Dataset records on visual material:
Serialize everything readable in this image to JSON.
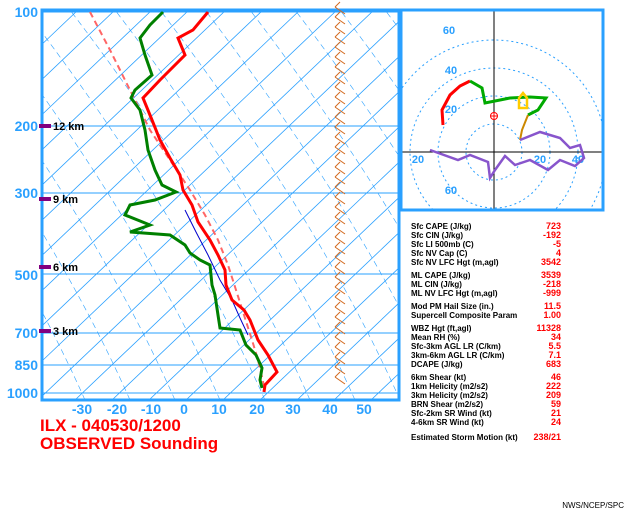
{
  "colors": {
    "frame": "#2aa0ff",
    "temperature": "#ff0000",
    "dewpoint": "#008000",
    "parcel": "#ff6666",
    "virtual_temp": "#0000cc",
    "wind_barb": "#d2691e",
    "km_marker": "#800080",
    "hodograph_low": "#ff0000",
    "hodograph_mid": "#00aa00",
    "hodograph_upper": "#8855cc",
    "bunkers": "#ffcc00",
    "storm_motion": "#cc8800"
  },
  "skewt": {
    "pressure_labels": [
      "100",
      "200",
      "300",
      "500",
      "700",
      "850",
      "1000"
    ],
    "temperature_labels": [
      "-30",
      "-20",
      "-10",
      "0",
      "10",
      "20",
      "30",
      "40",
      "50"
    ],
    "height_labels": [
      "12 km",
      "9 km",
      "6 km",
      "3 km"
    ]
  },
  "hodograph": {
    "ring_labels": [
      "60",
      "40",
      "20",
      "20",
      "40",
      "60",
      "20"
    ]
  },
  "caption": {
    "line1": "ILX - 040530/1200",
    "line2": "OBSERVED Sounding"
  },
  "parameters": {
    "group1": [
      {
        "label": "Sfc CAPE (J/kg)",
        "value": "723"
      },
      {
        "label": "Sfc CIN (J/kg)",
        "value": "-192"
      },
      {
        "label": "Sfc LI 500mb (C)",
        "value": "-5"
      },
      {
        "label": "Sfc NV Cap (C)",
        "value": "4"
      },
      {
        "label": "Sfc NV LFC Hgt (m,agl)",
        "value": "3542"
      }
    ],
    "group2": [
      {
        "label": "ML CAPE (J/kg)",
        "value": "3539"
      },
      {
        "label": "ML CIN (J/kg)",
        "value": "-218"
      },
      {
        "label": "ML NV LFC Hgt (m,agl)",
        "value": "-999"
      }
    ],
    "group3": [
      {
        "label": "Mod PM Hail Size (in.)",
        "value": "11.5"
      },
      {
        "label": "Supercell Composite Param",
        "value": "1.00"
      }
    ],
    "group4": [
      {
        "label": "WBZ Hgt (ft,agl)",
        "value": "11328"
      },
      {
        "label": "Mean RH (%)",
        "value": "34"
      },
      {
        "label": "Sfc-3km AGL LR (C/km)",
        "value": "5.5"
      },
      {
        "label": "3km-6km AGL LR (C/km)",
        "value": "7.1"
      },
      {
        "label": "DCAPE (J/kg)",
        "value": "683"
      }
    ],
    "group5": [
      {
        "label": "6km Shear (kt)",
        "value": "46"
      },
      {
        "label": "1km Helicity (m2/s2)",
        "value": "222"
      },
      {
        "label": "3km Helicity (m2/s2)",
        "value": "209"
      },
      {
        "label": "BRN Shear (m2/s2)",
        "value": "59"
      },
      {
        "label": "Sfc-2km SR Wind (kt)",
        "value": "21"
      },
      {
        "label": "4-6km SR Wind (kt)",
        "value": "24"
      }
    ],
    "storm_motion": {
      "label": "Estimated Storm Motion (kt)",
      "value": "238/21"
    }
  },
  "footer": "NWS/NCEP/SPC"
}
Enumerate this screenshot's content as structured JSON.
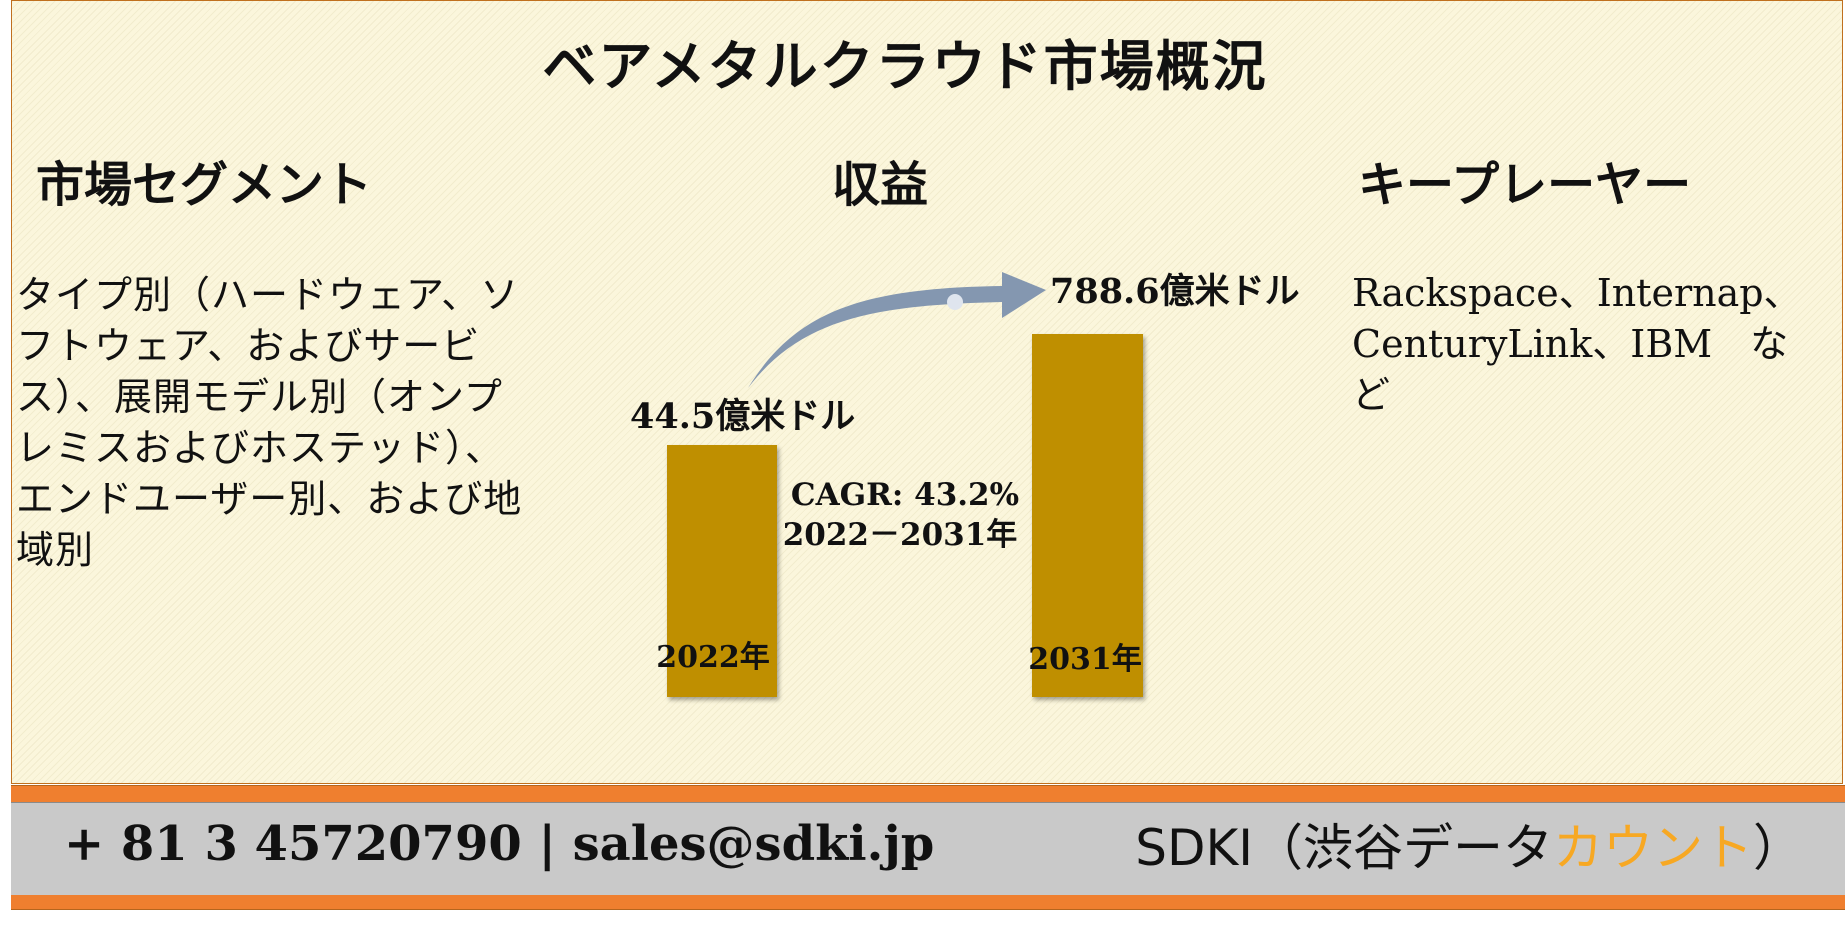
{
  "title": "ベアメタルクラウド市場概況",
  "sections": {
    "segment_heading": "市場セグメント",
    "revenue_heading": "収益",
    "players_heading": "キープレーヤー"
  },
  "segments_text": "タイプ別（ハードウェア、ソフトウェア、およびサービス）、展開モデル別（オンプレミスおよびホステッド）、エンドユーザー別、および地域別",
  "players_text": "Rackspace、Internap、CenturyLink、IBM　など",
  "chart_data": {
    "type": "bar",
    "categories": [
      "2022年",
      "2031年"
    ],
    "values": [
      44.5,
      788.6
    ],
    "value_labels": [
      "44.5億米ドル",
      "788.6億米ドル"
    ],
    "annotation_line1": "CAGR: 43.2%",
    "annotation_line2": "2022－2031年",
    "bar_color": "#bf8f00",
    "arrow_color": "#8497b0"
  },
  "footer": {
    "contact": "+ 81 3 45720790 | sales@sdki.jp",
    "brand_prefix": "SDKI（渋谷データ",
    "brand_accent": "カウント",
    "brand_suffix": "）",
    "accent_color": "#f7a823",
    "band_color": "#ef7f2f"
  }
}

Exercise description | Drop the images and quote the entries word for word.

Solved exercise |
Serialize everything readable in this image to JSON.
{
  "colors": {
    "frame": "#2aa0ff",
    "temperature": "#ff0000",
    "dewpoint": "#008000",
    "parcel": "#ff6666",
    "virtual_temp": "#0000cc",
    "wind_barb": "#d2691e",
    "km_marker": "#800080",
    "hodograph_low": "#ff0000",
    "hodograph_mid": "#00aa00",
    "hodograph_upper": "#8855cc",
    "bunkers": "#ffcc00",
    "storm_motion": "#cc8800"
  },
  "skewt": {
    "pressure_labels": [
      "100",
      "200",
      "300",
      "500",
      "700",
      "850",
      "1000"
    ],
    "temperature_labels": [
      "-30",
      "-20",
      "-10",
      "0",
      "10",
      "20",
      "30",
      "40",
      "50"
    ],
    "height_labels": [
      "12 km",
      "9 km",
      "6 km",
      "3 km"
    ]
  },
  "hodograph": {
    "ring_labels": [
      "60",
      "40",
      "20",
      "20",
      "40",
      "60",
      "20"
    ]
  },
  "caption": {
    "line1": "ILX - 040530/1200",
    "line2": "OBSERVED Sounding"
  },
  "parameters": {
    "group1": [
      {
        "label": "Sfc CAPE (J/kg)",
        "value": "723"
      },
      {
        "label": "Sfc CIN (J/kg)",
        "value": "-192"
      },
      {
        "label": "Sfc LI 500mb (C)",
        "value": "-5"
      },
      {
        "label": "Sfc NV Cap (C)",
        "value": "4"
      },
      {
        "label": "Sfc NV LFC Hgt (m,agl)",
        "value": "3542"
      }
    ],
    "group2": [
      {
        "label": "ML CAPE (J/kg)",
        "value": "3539"
      },
      {
        "label": "ML CIN (J/kg)",
        "value": "-218"
      },
      {
        "label": "ML NV LFC Hgt (m,agl)",
        "value": "-999"
      }
    ],
    "group3": [
      {
        "label": "Mod PM Hail Size (in.)",
        "value": "11.5"
      },
      {
        "label": "Supercell Composite Param",
        "value": "1.00"
      }
    ],
    "group4": [
      {
        "label": "WBZ Hgt (ft,agl)",
        "value": "11328"
      },
      {
        "label": "Mean RH (%)",
        "value": "34"
      },
      {
        "label": "Sfc-3km AGL LR (C/km)",
        "value": "5.5"
      },
      {
        "label": "3km-6km AGL LR (C/km)",
        "value": "7.1"
      },
      {
        "label": "DCAPE (J/kg)",
        "value": "683"
      }
    ],
    "group5": [
      {
        "label": "6km Shear (kt)",
        "value": "46"
      },
      {
        "label": "1km Helicity (m2/s2)",
        "value": "222"
      },
      {
        "label": "3km Helicity (m2/s2)",
        "value": "209"
      },
      {
        "label": "BRN Shear (m2/s2)",
        "value": "59"
      },
      {
        "label": "Sfc-2km SR Wind (kt)",
        "value": "21"
      },
      {
        "label": "4-6km SR Wind (kt)",
        "value": "24"
      }
    ],
    "storm_motion": {
      "label": "Estimated Storm Motion (kt)",
      "value": "238/21"
    }
  },
  "footer": "NWS/NCEP/SPC"
}
Enumerate this screenshot's content as structured JSON.
{
  "title": "ベアメタルクラウド市場概況",
  "sections": {
    "segment_heading": "市場セグメント",
    "revenue_heading": "収益",
    "players_heading": "キープレーヤー"
  },
  "segments_text": "タイプ別（ハードウェア、ソフトウェア、およびサービス）、展開モデル別（オンプレミスおよびホステッド）、エンドユーザー別、および地域別",
  "players_text": "Rackspace、Internap、CenturyLink、IBM　など",
  "chart_data": {
    "type": "bar",
    "categories": [
      "2022年",
      "2031年"
    ],
    "values": [
      44.5,
      788.6
    ],
    "value_labels": [
      "44.5億米ドル",
      "788.6億米ドル"
    ],
    "annotation_line1": "CAGR: 43.2%",
    "annotation_line2": "2022－2031年",
    "bar_color": "#bf8f00",
    "arrow_color": "#8497b0"
  },
  "footer": {
    "contact": "+ 81 3 45720790 | sales@sdki.jp",
    "brand_prefix": "SDKI（渋谷データ",
    "brand_accent": "カウント",
    "brand_suffix": "）",
    "accent_color": "#f7a823",
    "band_color": "#ef7f2f"
  }
}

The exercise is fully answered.